__What is needed__. Return all of the entries word for word, but omit the pictures they contain.

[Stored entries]
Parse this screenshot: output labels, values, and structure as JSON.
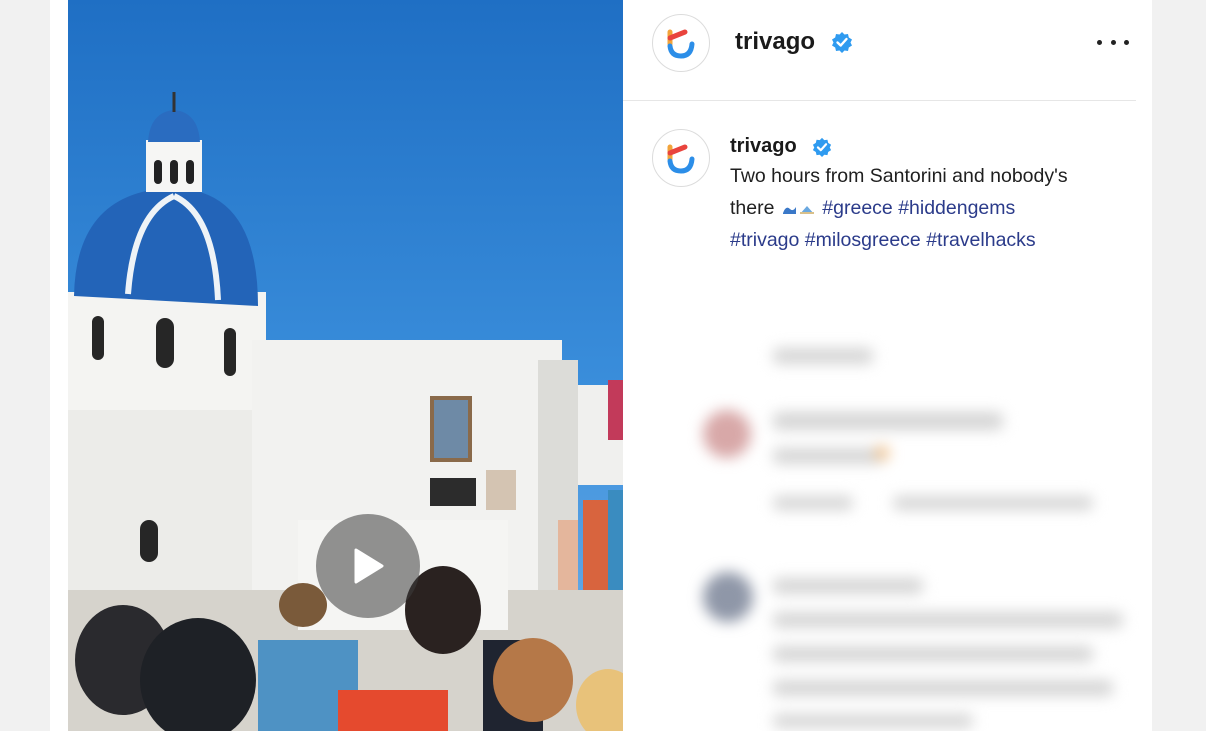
{
  "post": {
    "author": "trivago",
    "verified": true,
    "more_icon": "more-horizontal-icon",
    "caption": {
      "author": "trivago",
      "text_line1": "Two hours from Santorini and nobody's",
      "text_line2_prefix": "there",
      "emoji": "🌊🏖️",
      "hashtags": [
        "#greece",
        "#hiddengems",
        "#trivago",
        "#milosgreece",
        "#travelhacks"
      ]
    },
    "media": {
      "type": "video",
      "play_icon": "play-icon"
    }
  },
  "colors": {
    "brand_orange": "#f2a33a",
    "brand_red": "#e9443d",
    "brand_blue": "#2c8ee8",
    "verified_blue": "#2f9bf0",
    "hashtag": "#2b3b8a"
  }
}
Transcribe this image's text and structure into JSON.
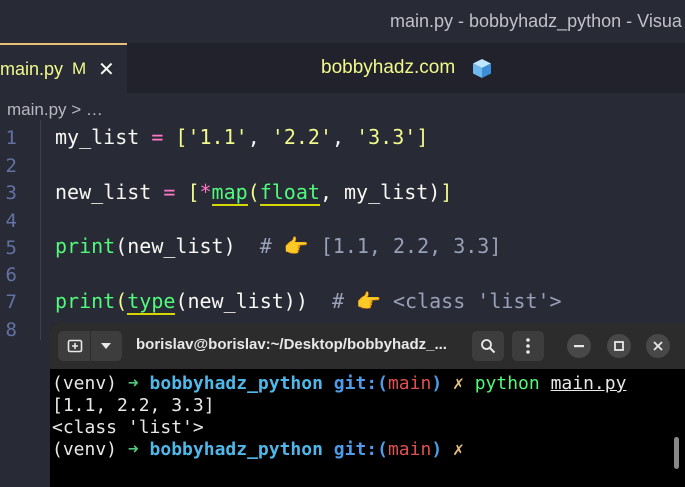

__Full output__.
Parse this screenshot: output labels, values, and structure as JSON.
{
  "post": {
    "author": "trivago",
    "verified": true,
    "more_icon": "more-horizontal-icon",
    "caption": {
      "author": "trivago",
      "text_line1": "Two hours from Santorini and nobody's",
      "text_line2_prefix": "there",
      "emoji": "🌊🏖️",
      "hashtags": [
        "#greece",
        "#hiddengems",
        "#trivago",
        "#milosgreece",
        "#travelhacks"
      ]
    },
    "media": {
      "type": "video",
      "play_icon": "play-icon"
    }
  },
  "colors": {
    "brand_orange": "#f2a33a",
    "brand_red": "#e9443d",
    "brand_blue": "#2c8ee8",
    "verified_blue": "#2f9bf0",
    "hashtag": "#2b3b8a"
  }
}
Transcribe this image's text and structure into JSON.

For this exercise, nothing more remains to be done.